Stored data:
···
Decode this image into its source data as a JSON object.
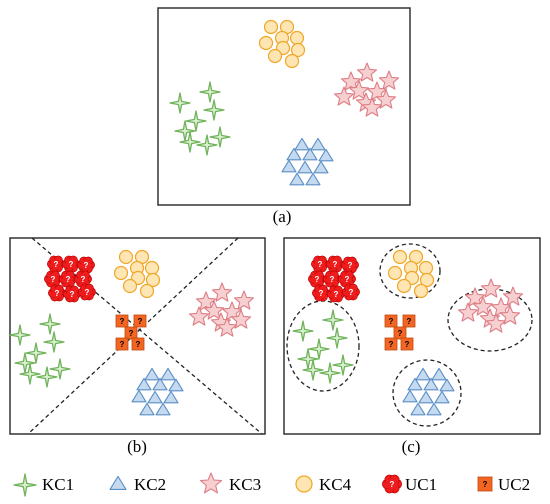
{
  "panels": [
    {
      "id": "a",
      "caption": "(a)"
    },
    {
      "id": "b",
      "caption": "(b)"
    },
    {
      "id": "c",
      "caption": "(c)"
    }
  ],
  "unknown_marker": "?",
  "legend": [
    {
      "key": "KC1",
      "label": "KC1",
      "shape": "four-point-star",
      "fill": "#d9efcf",
      "stroke": "#6fb35a"
    },
    {
      "key": "KC2",
      "label": "KC2",
      "shape": "triangle",
      "fill": "#c5d9ef",
      "stroke": "#5b8fc6"
    },
    {
      "key": "KC3",
      "label": "KC3",
      "shape": "five-point-star",
      "fill": "#f6cfd0",
      "stroke": "#de7f86"
    },
    {
      "key": "KC4",
      "label": "KC4",
      "shape": "circle",
      "fill": "#fde6b3",
      "stroke": "#f0a626"
    },
    {
      "key": "UC1",
      "label": "UC1",
      "shape": "flower",
      "fill": "#ee1c1c",
      "stroke": "#b30000"
    },
    {
      "key": "UC2",
      "label": "UC2",
      "shape": "square",
      "fill": "#f26522",
      "stroke": "#c04a10"
    }
  ]
}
···
◆ SHORT PROBLEM
Go through the preceding material and copy each line that has the word "stroke".

◆ TASK RESULT
      "stroke": "#6fb35a"
      "stroke": "#5b8fc6"
      "stroke": "#de7f86"
      "stroke": "#f0a626"
      "stroke": "#b30000"
      "stroke": "#c04a10"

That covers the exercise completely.